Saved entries
※
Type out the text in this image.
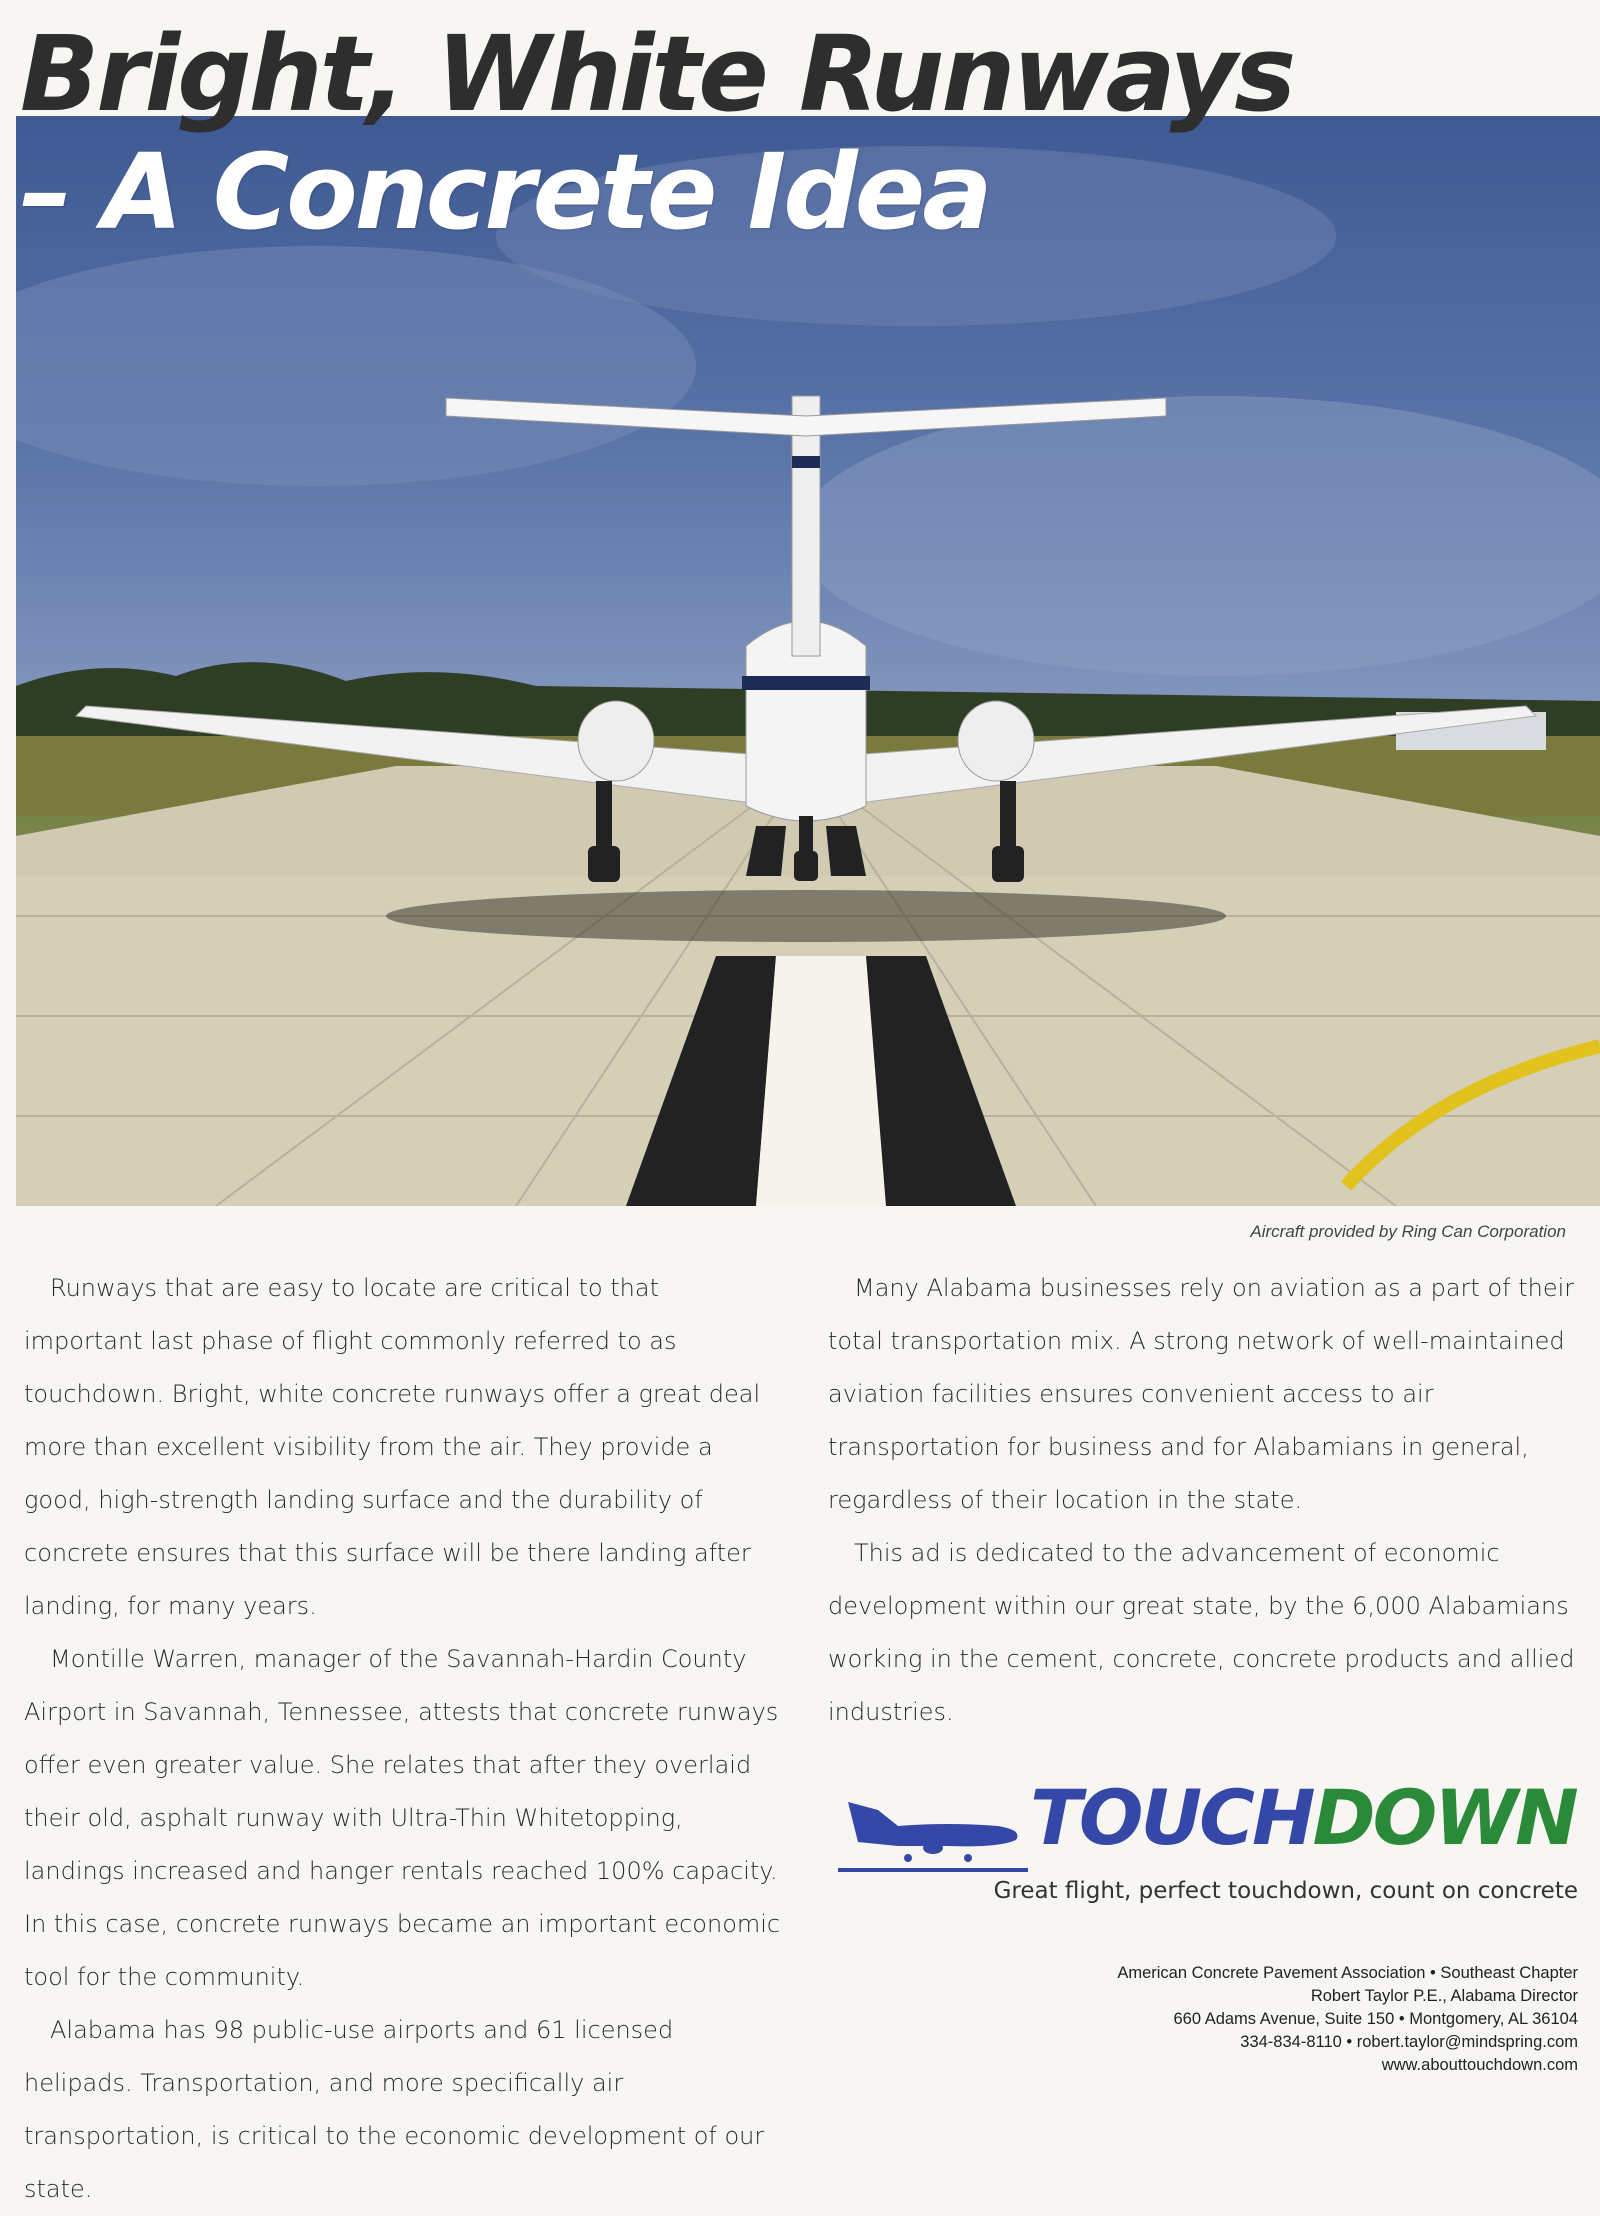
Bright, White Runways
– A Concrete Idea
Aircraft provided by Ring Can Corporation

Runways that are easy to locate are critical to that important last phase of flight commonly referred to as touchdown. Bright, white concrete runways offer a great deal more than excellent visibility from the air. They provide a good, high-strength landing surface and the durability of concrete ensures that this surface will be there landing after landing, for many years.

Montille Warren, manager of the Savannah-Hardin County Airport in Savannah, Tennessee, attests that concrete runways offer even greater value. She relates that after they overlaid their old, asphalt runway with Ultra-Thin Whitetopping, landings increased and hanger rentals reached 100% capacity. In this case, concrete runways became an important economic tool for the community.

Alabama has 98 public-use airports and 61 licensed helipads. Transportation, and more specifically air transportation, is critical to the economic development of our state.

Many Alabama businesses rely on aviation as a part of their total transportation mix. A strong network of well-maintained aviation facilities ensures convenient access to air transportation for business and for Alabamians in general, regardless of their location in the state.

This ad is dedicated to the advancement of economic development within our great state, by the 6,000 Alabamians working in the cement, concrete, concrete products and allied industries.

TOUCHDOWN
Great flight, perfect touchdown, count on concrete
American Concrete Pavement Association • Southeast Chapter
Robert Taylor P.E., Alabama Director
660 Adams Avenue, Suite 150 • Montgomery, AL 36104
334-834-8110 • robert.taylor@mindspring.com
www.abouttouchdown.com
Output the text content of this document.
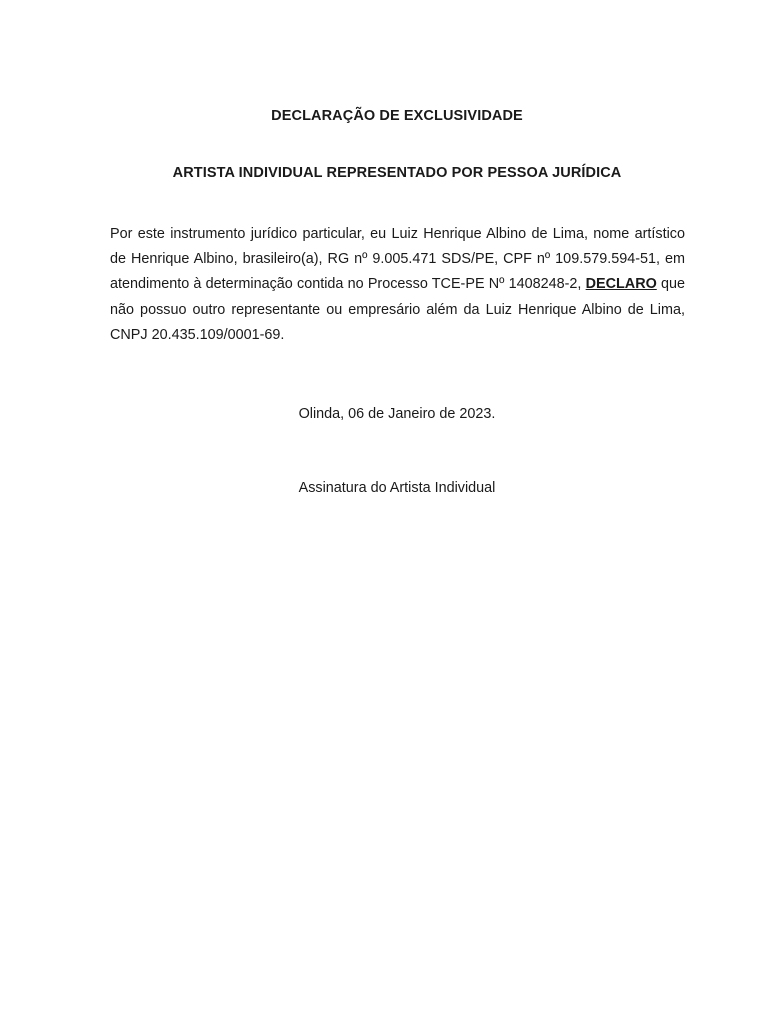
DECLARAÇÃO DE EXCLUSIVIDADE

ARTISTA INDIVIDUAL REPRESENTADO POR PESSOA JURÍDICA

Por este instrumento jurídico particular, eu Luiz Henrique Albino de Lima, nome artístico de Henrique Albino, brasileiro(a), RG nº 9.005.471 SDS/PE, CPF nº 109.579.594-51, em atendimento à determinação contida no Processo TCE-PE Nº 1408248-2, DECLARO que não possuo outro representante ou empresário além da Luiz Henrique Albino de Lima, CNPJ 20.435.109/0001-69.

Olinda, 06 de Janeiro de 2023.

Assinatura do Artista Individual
※
WRITTEN TASK:
Transcribe all of the material exactly, leaving out whatever pictures it contains.

PROBLEM SOLUTION:
Type out the text in this image.
Bright, White Runways
– A Concrete Idea
Aircraft provided by Ring Can Corporation

Runways that are easy to locate are critical to that important last phase of flight commonly referred to as touchdown. Bright, white concrete runways offer a great deal more than excellent visibility from the air. They provide a good, high-strength landing surface and the durability of concrete ensures that this surface will be there landing after landing, for many years.

Montille Warren, manager of the Savannah-Hardin County Airport in Savannah, Tennessee, attests that concrete runways offer even greater value. She relates that after they overlaid their old, asphalt runway with Ultra-Thin Whitetopping, landings increased and hanger rentals reached 100% capacity. In this case, concrete runways became an important economic tool for the community.

Alabama has 98 public-use airports and 61 licensed helipads. Transportation, and more specifically air transportation, is critical to the economic development of our state.

Many Alabama businesses rely on aviation as a part of their total transportation mix. A strong network of well-maintained aviation facilities ensures convenient access to air transportation for business and for Alabamians in general, regardless of their location in the state.

This ad is dedicated to the advancement of economic development within our great state, by the 6,000 Alabamians working in the cement, concrete, concrete products and allied industries.

TOUCHDOWN
Great flight, perfect touchdown, count on concrete
American Concrete Pavement Association • Southeast Chapter
Robert Taylor P.E., Alabama Director
660 Adams Avenue, Suite 150 • Montgomery, AL 36104
334-834-8110 • robert.taylor@mindspring.com
www.abouttouchdown.com
Output the text content of this document.
DECLARAÇÃO DE EXCLUSIVIDADE

ARTISTA INDIVIDUAL REPRESENTADO POR PESSOA JURÍDICA

Por este instrumento jurídico particular, eu Luiz Henrique Albino de Lima, nome artístico de Henrique Albino, brasileiro(a), RG nº 9.005.471 SDS/PE, CPF nº 109.579.594-51, em atendimento à determinação contida no Processo TCE-PE Nº 1408248-2, DECLARO que não possuo outro representante ou empresário além da Luiz Henrique Albino de Lima, CNPJ 20.435.109/0001-69.

Olinda, 06 de Janeiro de 2023.

Assinatura do Artista Individual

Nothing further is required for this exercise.